Goal:
Copy out the data below verbatim.
** Start Given records **
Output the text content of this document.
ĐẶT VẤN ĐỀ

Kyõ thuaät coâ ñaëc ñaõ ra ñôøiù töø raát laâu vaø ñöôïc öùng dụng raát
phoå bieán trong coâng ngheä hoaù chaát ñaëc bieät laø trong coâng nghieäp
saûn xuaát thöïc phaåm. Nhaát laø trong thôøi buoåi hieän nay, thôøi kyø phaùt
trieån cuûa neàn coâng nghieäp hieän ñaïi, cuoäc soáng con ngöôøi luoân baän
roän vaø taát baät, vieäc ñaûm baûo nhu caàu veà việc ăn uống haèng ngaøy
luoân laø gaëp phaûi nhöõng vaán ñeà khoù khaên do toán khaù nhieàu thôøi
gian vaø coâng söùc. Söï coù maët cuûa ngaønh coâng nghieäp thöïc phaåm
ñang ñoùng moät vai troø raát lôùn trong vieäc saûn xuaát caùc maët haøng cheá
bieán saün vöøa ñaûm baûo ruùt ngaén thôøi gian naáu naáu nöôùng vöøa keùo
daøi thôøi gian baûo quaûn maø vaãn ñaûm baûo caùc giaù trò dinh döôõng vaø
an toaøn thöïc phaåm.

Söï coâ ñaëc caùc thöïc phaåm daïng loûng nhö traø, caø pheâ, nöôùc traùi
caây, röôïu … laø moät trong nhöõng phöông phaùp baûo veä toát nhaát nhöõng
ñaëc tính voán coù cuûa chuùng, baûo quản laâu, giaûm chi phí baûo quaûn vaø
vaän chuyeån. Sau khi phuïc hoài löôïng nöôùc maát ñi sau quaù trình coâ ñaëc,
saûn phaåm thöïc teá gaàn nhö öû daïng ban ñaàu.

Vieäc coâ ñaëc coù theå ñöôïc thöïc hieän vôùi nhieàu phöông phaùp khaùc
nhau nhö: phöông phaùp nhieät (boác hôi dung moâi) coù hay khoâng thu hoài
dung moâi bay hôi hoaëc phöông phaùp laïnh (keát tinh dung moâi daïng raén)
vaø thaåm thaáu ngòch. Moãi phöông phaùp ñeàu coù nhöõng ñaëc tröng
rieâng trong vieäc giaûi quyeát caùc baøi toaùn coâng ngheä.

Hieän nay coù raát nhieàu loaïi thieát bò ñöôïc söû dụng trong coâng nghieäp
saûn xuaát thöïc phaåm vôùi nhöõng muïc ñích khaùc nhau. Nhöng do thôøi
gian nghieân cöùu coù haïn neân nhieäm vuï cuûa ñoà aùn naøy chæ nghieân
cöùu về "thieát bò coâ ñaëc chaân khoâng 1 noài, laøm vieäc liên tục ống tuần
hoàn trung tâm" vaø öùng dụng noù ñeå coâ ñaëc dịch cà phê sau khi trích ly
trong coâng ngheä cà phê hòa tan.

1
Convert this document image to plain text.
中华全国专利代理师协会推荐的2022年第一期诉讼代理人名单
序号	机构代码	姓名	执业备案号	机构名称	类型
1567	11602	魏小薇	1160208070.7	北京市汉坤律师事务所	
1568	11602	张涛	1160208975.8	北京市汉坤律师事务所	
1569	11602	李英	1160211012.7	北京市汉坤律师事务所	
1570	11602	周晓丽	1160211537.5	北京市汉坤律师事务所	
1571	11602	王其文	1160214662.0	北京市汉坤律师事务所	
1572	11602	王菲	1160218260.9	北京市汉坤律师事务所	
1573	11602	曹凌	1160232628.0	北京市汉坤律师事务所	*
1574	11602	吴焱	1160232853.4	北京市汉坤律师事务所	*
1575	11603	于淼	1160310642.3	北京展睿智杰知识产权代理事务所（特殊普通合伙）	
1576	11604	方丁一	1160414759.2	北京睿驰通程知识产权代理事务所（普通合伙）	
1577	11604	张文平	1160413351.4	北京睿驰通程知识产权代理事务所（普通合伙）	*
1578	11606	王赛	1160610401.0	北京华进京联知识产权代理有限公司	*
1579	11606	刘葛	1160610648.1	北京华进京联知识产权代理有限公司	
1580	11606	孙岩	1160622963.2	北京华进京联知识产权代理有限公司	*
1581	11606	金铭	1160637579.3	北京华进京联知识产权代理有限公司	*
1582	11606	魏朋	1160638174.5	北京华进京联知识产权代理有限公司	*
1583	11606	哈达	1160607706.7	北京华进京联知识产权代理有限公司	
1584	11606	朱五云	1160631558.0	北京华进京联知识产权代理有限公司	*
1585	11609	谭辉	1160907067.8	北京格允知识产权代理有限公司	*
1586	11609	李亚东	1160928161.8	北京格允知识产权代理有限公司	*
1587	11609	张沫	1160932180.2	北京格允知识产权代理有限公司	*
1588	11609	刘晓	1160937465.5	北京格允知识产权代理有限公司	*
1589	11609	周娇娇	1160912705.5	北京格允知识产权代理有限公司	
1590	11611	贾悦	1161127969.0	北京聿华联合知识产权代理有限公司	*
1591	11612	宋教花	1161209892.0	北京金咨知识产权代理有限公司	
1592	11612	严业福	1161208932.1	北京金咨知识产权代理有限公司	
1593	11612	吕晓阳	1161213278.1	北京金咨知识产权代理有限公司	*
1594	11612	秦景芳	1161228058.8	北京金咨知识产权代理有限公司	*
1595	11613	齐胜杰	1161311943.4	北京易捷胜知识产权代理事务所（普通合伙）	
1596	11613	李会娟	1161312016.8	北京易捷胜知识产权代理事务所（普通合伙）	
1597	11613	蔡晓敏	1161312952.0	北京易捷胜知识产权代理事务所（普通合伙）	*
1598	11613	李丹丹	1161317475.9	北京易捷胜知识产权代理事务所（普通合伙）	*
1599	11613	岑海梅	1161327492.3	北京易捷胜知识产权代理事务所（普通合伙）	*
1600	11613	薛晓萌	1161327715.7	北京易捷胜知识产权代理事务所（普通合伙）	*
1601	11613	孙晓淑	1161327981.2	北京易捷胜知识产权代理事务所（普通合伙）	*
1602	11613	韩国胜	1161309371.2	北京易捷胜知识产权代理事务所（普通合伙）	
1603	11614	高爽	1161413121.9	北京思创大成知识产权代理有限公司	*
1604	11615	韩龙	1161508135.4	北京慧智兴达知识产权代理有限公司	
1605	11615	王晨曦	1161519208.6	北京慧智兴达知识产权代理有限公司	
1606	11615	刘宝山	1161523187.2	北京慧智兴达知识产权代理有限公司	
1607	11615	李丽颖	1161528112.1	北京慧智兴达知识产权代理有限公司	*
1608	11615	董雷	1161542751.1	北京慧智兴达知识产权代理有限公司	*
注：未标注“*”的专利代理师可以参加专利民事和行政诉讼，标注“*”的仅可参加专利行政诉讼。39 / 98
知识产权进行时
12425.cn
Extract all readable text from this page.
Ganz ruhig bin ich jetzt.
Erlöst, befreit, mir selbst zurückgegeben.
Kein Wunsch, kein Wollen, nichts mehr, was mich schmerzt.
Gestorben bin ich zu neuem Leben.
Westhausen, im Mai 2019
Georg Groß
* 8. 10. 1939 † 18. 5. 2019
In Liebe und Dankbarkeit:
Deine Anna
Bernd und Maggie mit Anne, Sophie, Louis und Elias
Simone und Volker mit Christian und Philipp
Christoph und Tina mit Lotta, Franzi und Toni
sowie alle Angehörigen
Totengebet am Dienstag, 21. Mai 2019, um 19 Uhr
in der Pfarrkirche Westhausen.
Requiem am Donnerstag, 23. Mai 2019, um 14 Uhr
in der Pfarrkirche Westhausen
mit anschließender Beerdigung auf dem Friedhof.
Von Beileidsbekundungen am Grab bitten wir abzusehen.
** End Given records **
Answer to this exercise:
Output the text content of this document.
ĐẶT VẤN ĐỀ

Kyõ thuaät coâ ñaëc ñaõ ra ñôøiù töø raát laâu vaø ñöôïc öùng dụng raát
phoå bieán trong coâng ngheä hoaù chaát ñaëc bieät laø trong coâng nghieäp
saûn xuaát thöïc phaåm. Nhaát laø trong thôøi buoåi hieän nay, thôøi kyø phaùt
trieån cuûa neàn coâng nghieäp hieän ñaïi, cuoäc soáng con ngöôøi luoân baän
roän vaø taát baät, vieäc ñaûm baûo nhu caàu veà việc ăn uống haèng ngaøy
luoân laø gaëp phaûi nhöõng vaán ñeà khoù khaên do toán khaù nhieàu thôøi
gian vaø coâng söùc. Söï coù maët cuûa ngaønh coâng nghieäp thöïc phaåm
ñang ñoùng moät vai troø raát lôùn trong vieäc saûn xuaát caùc maët haøng cheá
bieán saün vöøa ñaûm baûo ruùt ngaén thôøi gian naáu naáu nöôùng vöøa keùo
daøi thôøi gian baûo quaûn maø vaãn ñaûm baûo caùc giaù trò dinh döôõng vaø
an toaøn thöïc phaåm.

Söï coâ ñaëc caùc thöïc phaåm daïng loûng nhö traø, caø pheâ, nöôùc traùi
caây, röôïu … laø moät trong nhöõng phöông phaùp baûo veä toát nhaát nhöõng
ñaëc tính voán coù cuûa chuùng, baûo quản laâu, giaûm chi phí baûo quaûn vaø
vaän chuyeån. Sau khi phuïc hoài löôïng nöôùc maát ñi sau quaù trình coâ ñaëc,
saûn phaåm thöïc teá gaàn nhö öû daïng ban ñaàu.

Vieäc coâ ñaëc coù theå ñöôïc thöïc hieän vôùi nhieàu phöông phaùp khaùc
nhau nhö: phöông phaùp nhieät (boác hôi dung moâi) coù hay khoâng thu hoài
dung moâi bay hôi hoaëc phöông phaùp laïnh (keát tinh dung moâi daïng raén)
vaø thaåm thaáu ngòch. Moãi phöông phaùp ñeàu coù nhöõng ñaëc tröng
rieâng trong vieäc giaûi quyeát caùc baøi toaùn coâng ngheä.

Hieän nay coù raát nhieàu loaïi thieát bò ñöôïc söû dụng trong coâng nghieäp
saûn xuaát thöïc phaåm vôùi nhöõng muïc ñích khaùc nhau. Nhöng do thôøi
gian nghieân cöùu coù haïn neân nhieäm vuï cuûa ñoà aùn naøy chæ nghieân
cöùu về "thieát bò coâ ñaëc chaân khoâng 1 noài, laøm vieäc liên tục ống tuần
hoàn trung tâm" vaø öùng dụng noù ñeå coâ ñaëc dịch cà phê sau khi trích ly
trong coâng ngheä cà phê hòa tan.

1
Convert this document image to plain text.
中华全国专利代理师协会推荐的2022年第一期诉讼代理人名单
序号	机构代码	姓名	执业备案号	机构名称	类型
1567	11602	魏小薇	1160208070.7	北京市汉坤律师事务所	
1568	11602	张涛	1160208975.8	北京市汉坤律师事务所	
1569	11602	李英	1160211012.7	北京市汉坤律师事务所	
1570	11602	周晓丽	1160211537.5	北京市汉坤律师事务所	
1571	11602	王其文	1160214662.0	北京市汉坤律师事务所	
1572	11602	王菲	1160218260.9	北京市汉坤律师事务所	
1573	11602	曹凌	1160232628.0	北京市汉坤律师事务所	*
1574	11602	吴焱	1160232853.4	北京市汉坤律师事务所	*
1575	11603	于淼	1160310642.3	北京展睿智杰知识产权代理事务所（特殊普通合伙）	
1576	11604	方丁一	1160414759.2	北京睿驰通程知识产权代理事务所（普通合伙）	
1577	11604	张文平	1160413351.4	北京睿驰通程知识产权代理事务所（普通合伙）	*
1578	11606	王赛	1160610401.0	北京华进京联知识产权代理有限公司	*
1579	11606	刘葛	1160610648.1	北京华进京联知识产权代理有限公司	
1580	11606	孙岩	1160622963.2	北京华进京联知识产权代理有限公司	*
1581	11606	金铭	1160637579.3	北京华进京联知识产权代理有限公司	*
1582	11606	魏朋	1160638174.5	北京华进京联知识产权代理有限公司	*
1583	11606	哈达	1160607706.7	北京华进京联知识产权代理有限公司	
1584	11606	朱五云	1160631558.0	北京华进京联知识产权代理有限公司	*
1585	11609	谭辉	1160907067.8	北京格允知识产权代理有限公司	*
1586	11609	李亚东	1160928161.8	北京格允知识产权代理有限公司	*
1587	11609	张沫	1160932180.2	北京格允知识产权代理有限公司	*
1588	11609	刘晓	1160937465.5	北京格允知识产权代理有限公司	*
1589	11609	周娇娇	1160912705.5	北京格允知识产权代理有限公司	
1590	11611	贾悦	1161127969.0	北京聿华联合知识产权代理有限公司	*
1591	11612	宋教花	1161209892.0	北京金咨知识产权代理有限公司	
1592	11612	严业福	1161208932.1	北京金咨知识产权代理有限公司	
1593	11612	吕晓阳	1161213278.1	北京金咨知识产权代理有限公司	*
1594	11612	秦景芳	1161228058.8	北京金咨知识产权代理有限公司	*
1595	11613	齐胜杰	1161311943.4	北京易捷胜知识产权代理事务所（普通合伙）	
1596	11613	李会娟	1161312016.8	北京易捷胜知识产权代理事务所（普通合伙）	
1597	11613	蔡晓敏	1161312952.0	北京易捷胜知识产权代理事务所（普通合伙）	*
1598	11613	李丹丹	1161317475.9	北京易捷胜知识产权代理事务所（普通合伙）	*
1599	11613	岑海梅	1161327492.3	北京易捷胜知识产权代理事务所（普通合伙）	*
1600	11613	薛晓萌	1161327715.7	北京易捷胜知识产权代理事务所（普通合伙）	*
1601	11613	孙晓淑	1161327981.2	北京易捷胜知识产权代理事务所（普通合伙）	*
1602	11613	韩国胜	1161309371.2	北京易捷胜知识产权代理事务所（普通合伙）	
1603	11614	高爽	1161413121.9	北京思创大成知识产权代理有限公司	*
1604	11615	韩龙	1161508135.4	北京慧智兴达知识产权代理有限公司	
1605	11615	王晨曦	1161519208.6	北京慧智兴达知识产权代理有限公司	
1606	11615	刘宝山	1161523187.2	北京慧智兴达知识产权代理有限公司	
1607	11615	李丽颖	1161528112.1	北京慧智兴达知识产权代理有限公司	*
1608	11615	董雷	1161542751.1	北京慧智兴达知识产权代理有限公司	*
注：未标注“*”的专利代理师可以参加专利民事和行政诉讼，标注“*”的仅可参加专利行政诉讼。39 / 98
知识产权进行时
12425.cn
Extract all readable text from this page.
Ganz ruhig bin ich jetzt.
Erlöst, befreit, mir selbst zurückgegeben.
Kein Wunsch, kein Wollen, nichts mehr, was mich schmerzt.
Gestorben bin ich zu neuem Leben.
Westhausen, im Mai 2019
Georg Groß
* 8. 10. 1939 † 18. 5. 2019
In Liebe und Dankbarkeit:
Deine Anna
Bernd und Maggie mit Anne, Sophie, Louis und Elias
Simone und Volker mit Christian und Philipp
Christoph und Tina mit Lotta, Franzi und Toni
sowie alle Angehörigen
Totengebet am Dienstag, 21. Mai 2019, um 19 Uhr
in der Pfarrkirche Westhausen.
Requiem am Donnerstag, 23. Mai 2019, um 14 Uhr
in der Pfarrkirche Westhausen
mit anschließender Beerdigung auf dem Friedhof.
Von Beileidsbekundungen am Grab bitten wir abzusehen.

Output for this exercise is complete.